■ **OBJECTIVE**
Output all of the entries exactly as written.

◇ ◇ ◇ ◇

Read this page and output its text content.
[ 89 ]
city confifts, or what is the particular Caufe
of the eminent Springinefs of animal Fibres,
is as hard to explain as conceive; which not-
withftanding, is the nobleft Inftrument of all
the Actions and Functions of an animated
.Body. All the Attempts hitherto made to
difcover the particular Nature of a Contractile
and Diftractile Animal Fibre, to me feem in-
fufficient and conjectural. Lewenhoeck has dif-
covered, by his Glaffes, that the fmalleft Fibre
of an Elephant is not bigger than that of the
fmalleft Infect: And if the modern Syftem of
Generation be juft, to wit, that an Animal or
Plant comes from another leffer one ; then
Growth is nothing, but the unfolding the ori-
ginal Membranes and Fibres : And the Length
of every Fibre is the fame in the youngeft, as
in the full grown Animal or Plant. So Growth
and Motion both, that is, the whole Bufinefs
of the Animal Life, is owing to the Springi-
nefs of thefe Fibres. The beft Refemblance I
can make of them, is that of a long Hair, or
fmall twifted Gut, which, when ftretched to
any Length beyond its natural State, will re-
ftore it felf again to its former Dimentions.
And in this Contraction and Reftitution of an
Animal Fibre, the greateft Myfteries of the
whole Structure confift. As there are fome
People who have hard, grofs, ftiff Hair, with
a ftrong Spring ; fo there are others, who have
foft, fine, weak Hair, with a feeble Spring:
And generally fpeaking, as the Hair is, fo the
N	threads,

◇ ◇ ◇ ◇

■ **WORKED ANSWER**
Read this page and output its text content.
[ 89 ]
city confifts, or what is the particular Caufe
of the eminent Springinefs of animal Fibres,
is as hard to explain as conceive; which not-
withftanding, is the nobleft Inftrument of all
the Actions and Functions of an animated
.Body. All the Attempts hitherto made to
difcover the particular Nature of a Contractile
and Diftractile Animal Fibre, to me feem in-
fufficient and conjectural. Lewenhoeck has dif-
covered, by his Glaffes, that the fmalleft Fibre
of an Elephant is not bigger than that of the
fmalleft Infect: And if the modern Syftem of
Generation be juft, to wit, that an Animal or
Plant comes from another leffer one ; then
Growth is nothing, but the unfolding the ori-
ginal Membranes and Fibres : And the Length
of every Fibre is the fame in the youngeft, as
in the full grown Animal or Plant. So Growth
and Motion both, that is, the whole Bufinefs
of the Animal Life, is owing to the Springi-
nefs of thefe Fibres. The beft Refemblance I
can make of them, is that of a long Hair, or
fmall twifted Gut, which, when ftretched to
any Length beyond its natural State, will re-
ftore it felf again to its former Dimentions.
And in this Contraction and Reftitution of an
Animal Fibre, the greateft Myfteries of the
whole Structure confift. As there are fome
People who have hard, grofs, ftiff Hair, with
a ftrong Spring ; fo there are others, who have
foft, fine, weak Hair, with a feeble Spring:
And generally fpeaking, as the Hair is, fo the
N	threads,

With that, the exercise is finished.